Reproduce every one of the records below word for word, leaving out the pictures.

__MATERIALS PROVIDED__:
# # # # #

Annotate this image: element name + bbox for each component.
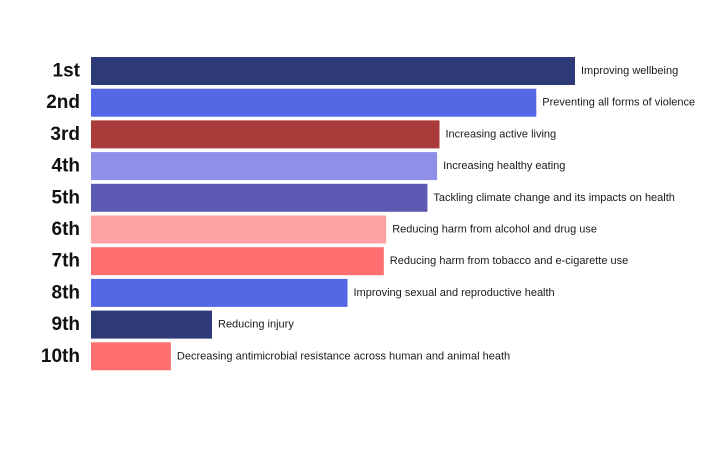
rank-label-1st: 1st [53, 61, 81, 82]
rank-label-4th: 4th [52, 156, 81, 177]
bar-label-2nd: Preventing all forms of violence [542, 97, 695, 109]
bar-label-10th: Decreasing antimicrobial resistance acro… [177, 350, 510, 362]
bar-5th [91, 183, 428, 212]
bar-3rd [91, 120, 440, 149]
bar-label-1st: Improving wellbeing [581, 65, 678, 77]
bar-10th [91, 342, 171, 371]
rank-label-6th: 6th [52, 219, 81, 240]
bar-label-5th: Tackling climate change and its impacts … [433, 192, 675, 204]
bar-2nd [91, 88, 537, 117]
rank-label-3rd: 3rd [50, 124, 80, 145]
bar-label-3rd: Increasing active living [446, 128, 557, 140]
rank-label-9th: 9th [52, 314, 81, 335]
bar-4th [91, 152, 438, 181]
rank-label-7th: 7th [52, 251, 81, 272]
bar-8th [91, 278, 348, 307]
bar-6th [91, 215, 387, 244]
bar-7th [91, 247, 384, 276]
bar-label-6th: Reducing harm from alcohol and drug use [392, 224, 597, 236]
bar-labels: Improving wellbeing Preventing all forms … [177, 65, 695, 362]
rank-label-8th: 8th [52, 282, 81, 303]
rank-labels: 1st 2nd 3rd 4th 5th 6th 7th 8th 9th 10th [41, 61, 81, 367]
bar-1st [91, 57, 575, 85]
bar-9th [91, 310, 212, 339]
bar-label-4th: Increasing healthy eating [443, 160, 565, 172]
rank-label-10th: 10th [41, 346, 80, 367]
bar-label-9th: Reducing injury [218, 319, 294, 331]
rank-label-2nd: 2nd [46, 92, 80, 113]
bar-label-7th: Reducing harm from tobacco and e-cigaret… [390, 255, 628, 267]
rank-label-5th: 5th [52, 187, 81, 208]
bar-label-8th: Improving sexual and reproductive health [354, 287, 555, 299]
bars-layer [91, 57, 575, 371]
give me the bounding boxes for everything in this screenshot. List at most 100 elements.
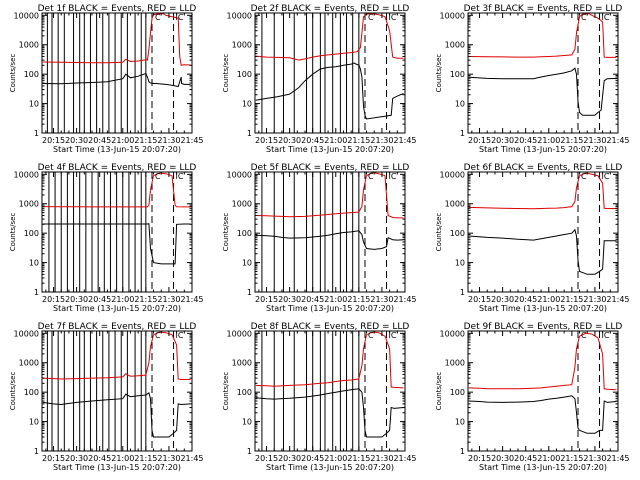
plot-area [255,13,404,133]
x-tick-label: 20:15 [255,136,278,145]
x-axis-label: Start Time (13-Jun-15 20:07:20) [266,304,394,313]
panel-title: Det 5f BLACK = Events, RED = LLD [251,163,410,173]
x-axis-label: Start Time (13-Jun-15 20:07:20) [266,145,394,154]
x-tick-label: 21:15 [560,454,583,463]
x-tick-label: 20:30 [491,454,514,463]
series-line-lld [42,172,191,208]
x-tick-label: 20:30 [491,295,514,304]
axes-frame [254,171,406,293]
y-axis-label: Counts/sec [222,372,230,411]
series-line-lld [468,172,617,210]
y-tick-label: 1 [460,288,465,297]
x-tick-label: 20:30 [278,295,301,304]
plot-area [255,172,404,292]
y-tick-label: 100 [24,388,39,397]
y-tick-label: 100 [237,229,252,238]
y-tick-label: 10 [455,100,465,109]
axes-frame [467,171,619,293]
x-tick-label: 20:15 [468,295,491,304]
x-tick-label: 21:00 [537,454,560,463]
plot-area [42,331,191,451]
y-tick-label: 10000 [14,329,39,338]
y-tick-label: 1000 [445,41,465,50]
marker-label: C [155,13,161,22]
y-tick-label: 10 [242,418,252,427]
x-tick-label: 20:15 [42,454,65,463]
x-tick-label: 20:15 [255,454,278,463]
y-tick-label: 1000 [232,41,252,50]
x-tick-label: 21:45 [393,454,416,463]
series-line-lld [468,13,617,58]
panel-title: Det 1f BLACK = Events, RED = LLD [38,4,197,14]
y-tick-label: 1 [34,447,39,456]
x-tick-label: 20:15 [255,295,278,304]
panel-title: Det 4f BLACK = Events, RED = LLD [38,163,197,173]
series-line-events [468,67,617,116]
x-tick-label: 20:45 [514,295,537,304]
x-tick-label: 21:30 [157,454,180,463]
y-axis-label: Counts/sec [435,213,443,252]
marker-label: IC [389,172,397,181]
y-tick-label: 1 [247,288,252,297]
x-tick-label: 20:45 [301,454,324,463]
plot-area [42,172,191,292]
panel-title: Det 6f BLACK = Events, RED = LLD [464,163,623,173]
y-tick-label: 1 [34,288,39,297]
y-tick-label: 10000 [14,11,39,20]
marker-label: C [581,331,587,340]
plot-area [468,331,617,451]
marker-label: C [155,331,161,340]
y-tick-label: 10 [29,100,39,109]
marker-label: IC [602,172,610,181]
marker-label: IC [389,13,397,22]
y-tick-label: 10 [242,100,252,109]
x-tick-label: 21:15 [560,295,583,304]
x-tick-label: 21:00 [324,295,347,304]
y-tick-label: 10000 [440,329,465,338]
series-line-events [255,388,404,438]
axes-frame [41,330,193,452]
x-tick-label: 21:30 [583,136,606,145]
y-tick-label: 10000 [227,11,252,20]
x-tick-label: 20:15 [468,454,491,463]
series-line-lld [255,331,404,389]
series-line-lld [255,13,404,61]
x-tick-label: 21:00 [324,136,347,145]
x-axis-label: Start Time (13-Jun-15 20:07:20) [479,463,607,472]
plot-area [255,331,404,451]
y-tick-label: 1 [460,129,465,138]
plot-area [468,13,617,133]
y-tick-label: 10 [455,259,465,268]
x-tick-label: 20:45 [514,454,537,463]
x-tick-label: 20:15 [42,136,65,145]
plot-area [468,172,617,292]
x-tick-label: 21:45 [180,295,203,304]
series-line-events [468,228,617,275]
series-line-events [42,223,191,265]
marker-label: IC [176,331,184,340]
x-tick-label: 21:00 [111,295,134,304]
x-tick-label: 21:45 [606,295,629,304]
marker-label: C [368,13,374,22]
marker-label: IC [176,13,184,22]
axes-frame [467,330,619,452]
x-tick-label: 21:15 [347,454,370,463]
x-axis-label: Start Time (13-Jun-15 20:07:20) [53,304,181,313]
x-tick-label: 21:15 [134,454,157,463]
x-tick-label: 20:45 [88,295,111,304]
y-tick-label: 10000 [440,170,465,179]
x-tick-label: 21:00 [324,454,347,463]
x-tick-label: 20:30 [65,295,88,304]
plot-area [42,13,191,133]
panel-title: Det 2f BLACK = Events, RED = LLD [251,4,410,14]
y-tick-label: 1000 [19,359,39,368]
x-tick-label: 21:30 [157,295,180,304]
y-tick-label: 1000 [232,200,252,209]
x-axis-label: Start Time (13-Jun-15 20:07:20) [266,463,394,472]
marker-label: C [368,331,374,340]
marker-label: C [581,13,587,22]
x-tick-label: 21:45 [393,295,416,304]
x-tick-label: 21:15 [134,136,157,145]
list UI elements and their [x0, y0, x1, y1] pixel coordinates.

# # # # #

__OUTPUT BELOW__:
Annotate this image: element name + bbox for each component.
rank-label-1st: 1st [53, 61, 81, 82]
rank-label-4th: 4th [52, 156, 81, 177]
bar-label-2nd: Preventing all forms of violence [542, 97, 695, 109]
bar-label-10th: Decreasing antimicrobial resistance acro… [177, 350, 510, 362]
bar-5th [91, 183, 428, 212]
bar-3rd [91, 120, 440, 149]
bar-label-1st: Improving wellbeing [581, 65, 678, 77]
bar-10th [91, 342, 171, 371]
rank-label-6th: 6th [52, 219, 81, 240]
bar-label-5th: Tackling climate change and its impacts … [433, 192, 675, 204]
bar-2nd [91, 88, 537, 117]
rank-label-3rd: 3rd [50, 124, 80, 145]
bar-label-3rd: Increasing active living [446, 128, 557, 140]
rank-label-9th: 9th [52, 314, 81, 335]
bar-4th [91, 152, 438, 181]
rank-label-7th: 7th [52, 251, 81, 272]
bar-8th [91, 278, 348, 307]
bar-6th [91, 215, 387, 244]
bar-7th [91, 247, 384, 276]
bar-label-6th: Reducing harm from alcohol and drug use [392, 224, 597, 236]
bar-labels: Improving wellbeing Preventing all forms … [177, 65, 695, 362]
rank-label-8th: 8th [52, 282, 81, 303]
rank-labels: 1st 2nd 3rd 4th 5th 6th 7th 8th 9th 10th [41, 61, 81, 367]
bar-1st [91, 57, 575, 85]
bar-9th [91, 310, 212, 339]
bar-label-4th: Increasing healthy eating [443, 160, 565, 172]
rank-label-10th: 10th [41, 346, 80, 367]
bar-label-9th: Reducing injury [218, 319, 294, 331]
rank-label-2nd: 2nd [46, 92, 80, 113]
bar-label-7th: Reducing harm from tobacco and e-cigaret… [390, 255, 628, 267]
rank-label-5th: 5th [52, 187, 81, 208]
bar-label-8th: Improving sexual and reproductive health [354, 287, 555, 299]
bars-layer [91, 57, 575, 371]
give me the bounding boxes for everything in this screenshot. List at most 100 elements.
plot-area [255,13,404,133]
x-tick-label: 20:15 [255,136,278,145]
x-axis-label: Start Time (13-Jun-15 20:07:20) [266,304,394,313]
panel-title: Det 5f BLACK = Events, RED = LLD [251,163,410,173]
x-axis-label: Start Time (13-Jun-15 20:07:20) [266,145,394,154]
x-tick-label: 21:15 [560,454,583,463]
x-tick-label: 20:30 [491,454,514,463]
series-line-lld [42,172,191,208]
x-tick-label: 20:30 [491,295,514,304]
axes-frame [254,171,406,293]
y-axis-label: Counts/sec [222,372,230,411]
series-line-lld [468,172,617,210]
y-tick-label: 1 [460,288,465,297]
x-tick-label: 20:30 [278,295,301,304]
plot-area [255,172,404,292]
y-tick-label: 100 [24,388,39,397]
y-tick-label: 100 [237,229,252,238]
y-tick-label: 10 [455,100,465,109]
axes-frame [467,171,619,293]
x-tick-label: 20:15 [468,295,491,304]
x-tick-label: 21:00 [537,454,560,463]
plot-area [42,331,191,451]
y-tick-label: 10000 [14,329,39,338]
y-tick-label: 1000 [445,41,465,50]
marker-label: C [155,13,161,22]
y-tick-label: 10 [242,418,252,427]
x-tick-label: 20:15 [42,454,65,463]
x-tick-label: 20:15 [255,454,278,463]
y-tick-label: 1000 [232,41,252,50]
x-tick-label: 21:45 [393,454,416,463]
series-line-lld [468,13,617,58]
panel-title: Det 1f BLACK = Events, RED = LLD [38,4,197,14]
y-tick-label: 1 [34,447,39,456]
x-tick-label: 20:15 [255,295,278,304]
panel-title: Det 4f BLACK = Events, RED = LLD [38,163,197,173]
series-line-events [468,67,617,116]
x-tick-label: 20:45 [514,295,537,304]
x-tick-label: 21:30 [157,454,180,463]
y-axis-label: Counts/sec [435,213,443,252]
marker-label: IC [389,172,397,181]
y-tick-label: 1 [247,288,252,297]
x-tick-label: 20:45 [301,454,324,463]
plot-area [42,172,191,292]
panel-title: Det 6f BLACK = Events, RED = LLD [464,163,623,173]
y-tick-label: 1 [34,288,39,297]
y-tick-label: 10000 [14,11,39,20]
marker-label: C [581,331,587,340]
plot-area [468,331,617,451]
marker-label: C [155,331,161,340]
y-tick-label: 10 [29,100,39,109]
marker-label: IC [602,172,610,181]
marker-label: IC [389,13,397,22]
y-tick-label: 10 [242,100,252,109]
x-tick-label: 21:15 [560,295,583,304]
x-tick-label: 21:00 [324,295,347,304]
y-tick-label: 10000 [440,329,465,338]
series-line-events [255,388,404,438]
axes-frame [41,330,193,452]
x-tick-label: 21:30 [583,136,606,145]
y-tick-label: 10000 [227,11,252,20]
x-tick-label: 20:15 [468,454,491,463]
series-line-lld [255,331,404,389]
series-line-lld [255,13,404,61]
x-tick-label: 21:00 [324,136,347,145]
x-axis-label: Start Time (13-Jun-15 20:07:20) [479,463,607,472]
plot-area [255,331,404,451]
y-tick-label: 1 [460,129,465,138]
plot-area [468,13,617,133]
y-tick-label: 10 [455,259,465,268]
x-tick-label: 20:45 [514,454,537,463]
x-tick-label: 20:15 [42,136,65,145]
plot-area [468,172,617,292]
x-tick-label: 21:45 [180,295,203,304]
series-line-events [468,228,617,275]
series-line-events [42,223,191,265]
marker-label: IC [176,331,184,340]
x-tick-label: 21:00 [111,295,134,304]
x-tick-label: 21:45 [606,295,629,304]
marker-label: C [368,13,374,22]
marker-label: IC [176,13,184,22]
axes-frame [467,330,619,452]
x-tick-label: 21:15 [347,454,370,463]
x-axis-label: Start Time (13-Jun-15 20:07:20) [53,304,181,313]
x-tick-label: 21:15 [134,454,157,463]
x-tick-label: 20:45 [88,295,111,304]
y-tick-label: 10000 [440,170,465,179]
x-tick-label: 21:00 [324,454,347,463]
x-tick-label: 20:30 [65,295,88,304]
plot-area [42,13,191,133]
panel-title: Det 2f BLACK = Events, RED = LLD [251,4,410,14]
y-tick-label: 1000 [19,359,39,368]
x-tick-label: 21:30 [157,295,180,304]
y-tick-label: 1000 [232,200,252,209]
x-axis-label: Start Time (13-Jun-15 20:07:20) [266,463,394,472]
marker-label: C [368,331,374,340]
marker-label: C [581,13,587,22]
x-tick-label: 21:45 [393,295,416,304]
x-tick-label: 21:15 [134,136,157,145]
list UI elements and their [x0, y0, x1, y1] pixel coordinates.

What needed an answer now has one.